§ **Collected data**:
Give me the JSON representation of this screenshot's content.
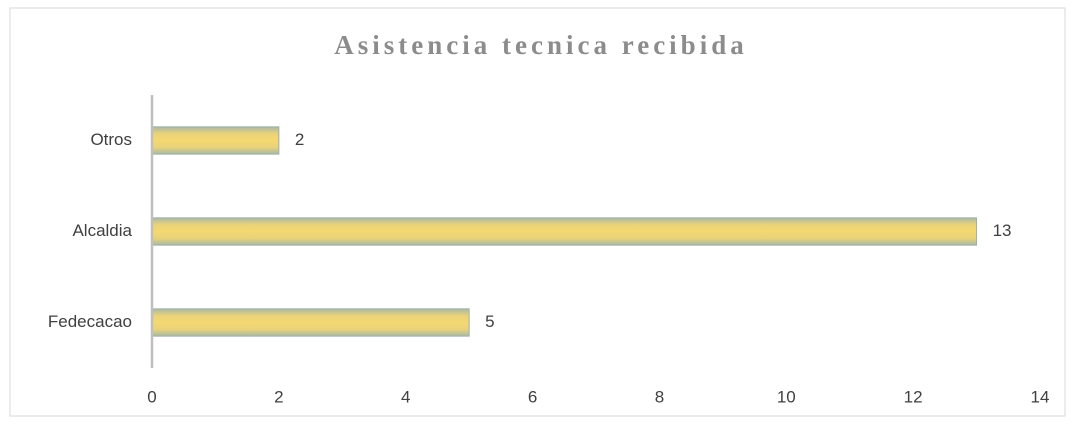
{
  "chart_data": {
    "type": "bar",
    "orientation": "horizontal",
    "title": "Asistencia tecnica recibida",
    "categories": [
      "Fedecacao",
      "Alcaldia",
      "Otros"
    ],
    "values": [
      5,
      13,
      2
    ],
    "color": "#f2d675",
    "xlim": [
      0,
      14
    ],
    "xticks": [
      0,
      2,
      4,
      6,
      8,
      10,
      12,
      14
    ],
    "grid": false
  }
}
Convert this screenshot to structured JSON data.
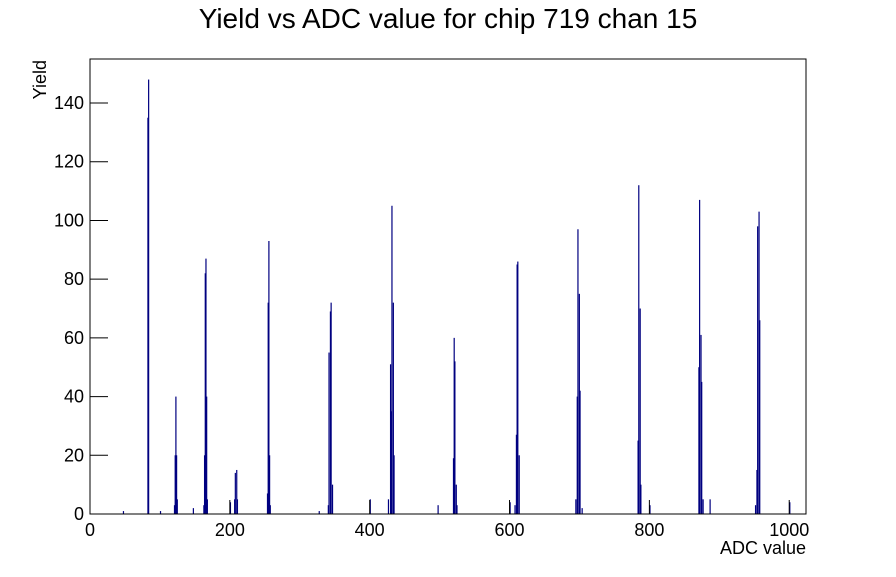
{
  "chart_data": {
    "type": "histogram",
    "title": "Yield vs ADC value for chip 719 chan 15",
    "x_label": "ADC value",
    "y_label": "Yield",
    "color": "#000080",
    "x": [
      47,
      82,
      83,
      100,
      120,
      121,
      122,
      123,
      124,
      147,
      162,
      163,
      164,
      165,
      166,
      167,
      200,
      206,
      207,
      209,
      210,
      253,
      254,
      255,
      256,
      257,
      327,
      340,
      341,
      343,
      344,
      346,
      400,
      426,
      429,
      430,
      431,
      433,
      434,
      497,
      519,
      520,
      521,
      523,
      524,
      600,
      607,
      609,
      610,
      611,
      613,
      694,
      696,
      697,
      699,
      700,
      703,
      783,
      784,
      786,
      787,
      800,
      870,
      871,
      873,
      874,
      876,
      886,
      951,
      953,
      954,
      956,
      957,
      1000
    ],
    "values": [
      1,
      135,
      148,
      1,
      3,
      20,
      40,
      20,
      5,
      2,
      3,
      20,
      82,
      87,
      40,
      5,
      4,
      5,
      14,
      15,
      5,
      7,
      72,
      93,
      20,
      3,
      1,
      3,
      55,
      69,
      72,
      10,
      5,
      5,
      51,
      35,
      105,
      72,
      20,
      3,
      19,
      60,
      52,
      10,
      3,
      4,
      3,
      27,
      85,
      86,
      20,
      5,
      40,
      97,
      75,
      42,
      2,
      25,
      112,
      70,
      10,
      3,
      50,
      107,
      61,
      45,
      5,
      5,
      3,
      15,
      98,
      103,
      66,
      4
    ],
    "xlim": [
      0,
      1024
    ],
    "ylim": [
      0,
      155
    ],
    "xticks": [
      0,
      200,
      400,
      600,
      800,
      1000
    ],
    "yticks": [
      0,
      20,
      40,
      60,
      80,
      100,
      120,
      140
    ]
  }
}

§ **Short problem**: Gather from the entries above all lines that include the string "JSON".

§ **Result of the task**:
Give me the JSON representation of this screenshot's content.
Convert this screenshot to structured JSON data.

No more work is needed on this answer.